• _Task directions_
Repeat the data below exactly, dropping any pictures it holds.

[Figure record extracts]
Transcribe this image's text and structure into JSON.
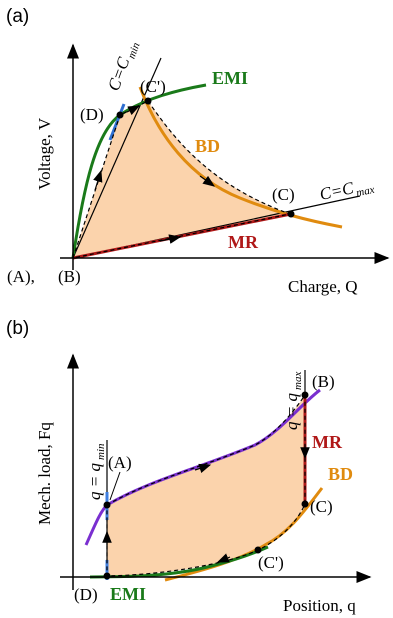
{
  "colors": {
    "emi": "#1a7a1a",
    "bd": "#e08b0f",
    "mr": "#b01818",
    "min_line": "#2f6fd0",
    "alt_blue": "#3f7fe0",
    "purple": "#7a2fd0",
    "fill": "#fbd3ac",
    "axis": "#000000"
  },
  "panel_a": {
    "label": "(a)",
    "y_axis": "Voltage, V",
    "x_axis": "Charge, Q",
    "cmin_label_main": "C=C",
    "cmin_label_sub": "min",
    "cmax_label_main": "C=C",
    "cmax_label_sub": "max",
    "emi_tag": "EMI",
    "bd_tag": "BD",
    "mr_tag": "MR",
    "points": {
      "A_B": "(A),",
      "B": "(B)",
      "C": "(C)",
      "C_prime": "(C')",
      "D": "(D)"
    }
  },
  "panel_b": {
    "label": "(b)",
    "y_axis": "Mech. load, Fq",
    "x_axis": "Position, q",
    "qmin_label_main": "q = q",
    "qmin_label_sub": "min",
    "qmax_label_main": "q = q",
    "qmax_label_sub": "max",
    "emi_tag": "EMI",
    "bd_tag": "BD",
    "mr_tag": "MR",
    "points": {
      "A": "(A)",
      "B": "(B)",
      "C": "(C)",
      "C_prime": "(C')",
      "D": "(D)"
    }
  }
}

• _Reply_
Transcribe this image's text and structure into JSON.
{
  "colors": {
    "emi": "#1a7a1a",
    "bd": "#e08b0f",
    "mr": "#b01818",
    "min_line": "#2f6fd0",
    "alt_blue": "#3f7fe0",
    "purple": "#7a2fd0",
    "fill": "#fbd3ac",
    "axis": "#000000"
  },
  "panel_a": {
    "label": "(a)",
    "y_axis": "Voltage, V",
    "x_axis": "Charge, Q",
    "cmin_label_main": "C=C",
    "cmin_label_sub": "min",
    "cmax_label_main": "C=C",
    "cmax_label_sub": "max",
    "emi_tag": "EMI",
    "bd_tag": "BD",
    "mr_tag": "MR",
    "points": {
      "A_B": "(A),",
      "B": "(B)",
      "C": "(C)",
      "C_prime": "(C')",
      "D": "(D)"
    }
  },
  "panel_b": {
    "label": "(b)",
    "y_axis": "Mech. load, Fq",
    "x_axis": "Position, q",
    "qmin_label_main": "q = q",
    "qmin_label_sub": "min",
    "qmax_label_main": "q = q",
    "qmax_label_sub": "max",
    "emi_tag": "EMI",
    "bd_tag": "BD",
    "mr_tag": "MR",
    "points": {
      "A": "(A)",
      "B": "(B)",
      "C": "(C)",
      "C_prime": "(C')",
      "D": "(D)"
    }
  }
}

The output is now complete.